**TASK:** Search the material below for the string "vērtējumu" and list each line that holds it.
|---|
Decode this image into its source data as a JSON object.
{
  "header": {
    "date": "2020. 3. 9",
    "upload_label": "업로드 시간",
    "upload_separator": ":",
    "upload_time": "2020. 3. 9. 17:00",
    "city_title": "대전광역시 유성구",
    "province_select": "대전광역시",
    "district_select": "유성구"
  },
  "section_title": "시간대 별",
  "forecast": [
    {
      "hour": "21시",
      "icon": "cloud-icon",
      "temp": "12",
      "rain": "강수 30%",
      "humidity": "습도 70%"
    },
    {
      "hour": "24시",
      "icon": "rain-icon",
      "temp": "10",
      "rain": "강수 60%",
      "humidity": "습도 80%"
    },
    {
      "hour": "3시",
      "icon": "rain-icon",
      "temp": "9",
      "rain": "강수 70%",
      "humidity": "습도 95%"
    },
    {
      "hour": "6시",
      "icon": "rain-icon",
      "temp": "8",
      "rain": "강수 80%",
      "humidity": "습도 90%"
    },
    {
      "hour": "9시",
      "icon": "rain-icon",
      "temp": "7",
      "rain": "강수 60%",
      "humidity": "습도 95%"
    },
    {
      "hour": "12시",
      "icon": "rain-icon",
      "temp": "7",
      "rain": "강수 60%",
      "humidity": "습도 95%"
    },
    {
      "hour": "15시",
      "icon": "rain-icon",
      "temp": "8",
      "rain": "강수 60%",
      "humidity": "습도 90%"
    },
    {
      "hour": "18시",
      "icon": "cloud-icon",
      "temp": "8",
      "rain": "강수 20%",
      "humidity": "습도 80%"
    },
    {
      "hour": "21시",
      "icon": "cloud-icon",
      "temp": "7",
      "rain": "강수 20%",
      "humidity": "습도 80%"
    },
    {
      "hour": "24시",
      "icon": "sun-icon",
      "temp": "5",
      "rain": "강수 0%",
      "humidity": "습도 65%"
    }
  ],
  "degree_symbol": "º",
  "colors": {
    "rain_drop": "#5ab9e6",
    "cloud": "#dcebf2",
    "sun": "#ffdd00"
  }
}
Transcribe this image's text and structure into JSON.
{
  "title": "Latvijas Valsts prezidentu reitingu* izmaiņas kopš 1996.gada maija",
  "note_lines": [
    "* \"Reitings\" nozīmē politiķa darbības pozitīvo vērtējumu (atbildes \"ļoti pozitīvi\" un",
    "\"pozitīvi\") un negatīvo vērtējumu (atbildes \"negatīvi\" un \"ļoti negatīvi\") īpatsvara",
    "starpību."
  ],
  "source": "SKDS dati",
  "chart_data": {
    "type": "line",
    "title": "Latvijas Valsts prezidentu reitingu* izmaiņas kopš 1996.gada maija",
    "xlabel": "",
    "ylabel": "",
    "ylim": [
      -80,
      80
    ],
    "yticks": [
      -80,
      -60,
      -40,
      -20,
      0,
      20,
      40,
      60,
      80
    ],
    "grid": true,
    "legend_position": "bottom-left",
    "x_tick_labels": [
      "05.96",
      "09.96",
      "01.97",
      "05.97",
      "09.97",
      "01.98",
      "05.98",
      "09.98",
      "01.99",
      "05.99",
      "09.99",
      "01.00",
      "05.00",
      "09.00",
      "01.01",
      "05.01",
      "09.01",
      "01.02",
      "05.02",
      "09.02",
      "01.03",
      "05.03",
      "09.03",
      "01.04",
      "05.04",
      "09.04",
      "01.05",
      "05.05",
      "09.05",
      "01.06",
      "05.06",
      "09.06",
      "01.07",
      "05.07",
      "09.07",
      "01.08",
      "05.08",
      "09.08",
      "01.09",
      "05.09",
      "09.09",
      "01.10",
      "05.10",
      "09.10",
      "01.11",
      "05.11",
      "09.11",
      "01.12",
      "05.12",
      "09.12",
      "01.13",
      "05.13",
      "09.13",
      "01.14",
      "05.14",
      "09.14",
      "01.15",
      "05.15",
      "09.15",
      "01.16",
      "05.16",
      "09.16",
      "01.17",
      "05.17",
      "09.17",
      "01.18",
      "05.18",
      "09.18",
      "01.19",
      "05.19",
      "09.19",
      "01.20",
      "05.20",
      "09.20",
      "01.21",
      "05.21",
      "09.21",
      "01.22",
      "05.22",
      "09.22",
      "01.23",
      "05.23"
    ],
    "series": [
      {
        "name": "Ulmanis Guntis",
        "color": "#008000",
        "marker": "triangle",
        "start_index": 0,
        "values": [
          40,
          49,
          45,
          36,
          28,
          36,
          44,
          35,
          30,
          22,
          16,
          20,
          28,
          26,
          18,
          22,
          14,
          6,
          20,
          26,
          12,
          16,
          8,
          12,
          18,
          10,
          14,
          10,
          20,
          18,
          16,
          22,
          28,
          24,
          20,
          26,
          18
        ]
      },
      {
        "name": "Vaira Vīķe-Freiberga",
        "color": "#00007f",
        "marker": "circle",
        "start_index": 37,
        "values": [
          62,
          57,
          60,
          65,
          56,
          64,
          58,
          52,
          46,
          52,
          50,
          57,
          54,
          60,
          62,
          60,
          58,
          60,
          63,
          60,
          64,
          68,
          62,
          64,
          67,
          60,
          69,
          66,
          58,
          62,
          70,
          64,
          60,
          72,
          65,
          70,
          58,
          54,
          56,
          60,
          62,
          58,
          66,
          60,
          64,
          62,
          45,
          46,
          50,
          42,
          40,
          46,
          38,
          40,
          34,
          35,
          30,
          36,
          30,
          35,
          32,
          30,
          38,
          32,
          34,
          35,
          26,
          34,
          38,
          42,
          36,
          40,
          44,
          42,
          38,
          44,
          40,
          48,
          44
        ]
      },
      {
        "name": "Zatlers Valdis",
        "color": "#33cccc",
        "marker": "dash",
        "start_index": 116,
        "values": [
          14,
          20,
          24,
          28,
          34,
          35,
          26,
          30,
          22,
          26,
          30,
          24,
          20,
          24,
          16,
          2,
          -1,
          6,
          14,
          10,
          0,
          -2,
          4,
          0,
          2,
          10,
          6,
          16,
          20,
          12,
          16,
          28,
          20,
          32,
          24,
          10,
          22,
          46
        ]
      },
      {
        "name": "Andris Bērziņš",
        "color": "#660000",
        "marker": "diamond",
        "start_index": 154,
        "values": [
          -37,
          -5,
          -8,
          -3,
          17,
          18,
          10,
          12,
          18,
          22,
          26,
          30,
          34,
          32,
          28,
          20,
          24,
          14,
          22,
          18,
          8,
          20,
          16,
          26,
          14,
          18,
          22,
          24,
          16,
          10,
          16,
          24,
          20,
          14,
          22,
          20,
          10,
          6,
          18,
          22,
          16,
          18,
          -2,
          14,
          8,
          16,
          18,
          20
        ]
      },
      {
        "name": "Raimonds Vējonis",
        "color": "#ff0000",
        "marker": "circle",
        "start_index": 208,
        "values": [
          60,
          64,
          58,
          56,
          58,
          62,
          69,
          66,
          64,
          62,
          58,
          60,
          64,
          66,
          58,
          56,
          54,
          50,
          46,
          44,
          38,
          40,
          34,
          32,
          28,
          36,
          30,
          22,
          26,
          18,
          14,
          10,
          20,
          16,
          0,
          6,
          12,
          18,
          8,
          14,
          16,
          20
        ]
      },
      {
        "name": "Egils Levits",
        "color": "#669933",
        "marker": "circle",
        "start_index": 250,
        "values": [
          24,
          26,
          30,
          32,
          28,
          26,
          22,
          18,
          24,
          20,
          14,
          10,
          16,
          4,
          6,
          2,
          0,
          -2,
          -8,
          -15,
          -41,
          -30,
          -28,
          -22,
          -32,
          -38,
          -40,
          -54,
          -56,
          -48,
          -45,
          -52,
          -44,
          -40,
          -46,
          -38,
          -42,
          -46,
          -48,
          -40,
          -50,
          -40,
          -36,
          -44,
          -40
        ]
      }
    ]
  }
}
|---|
**RESPONSE TO THIS EXERCISE:**
    "* \"Reitings\" nozīmē politiķa darbības pozitīvo vērtējumu (atbildes \"ļoti pozitīvi\" un",
    "\"pozitīvi\") un negatīvo vērtējumu (atbildes \"negatīvi\" un \"ļoti negatīvi\") īpatsvara",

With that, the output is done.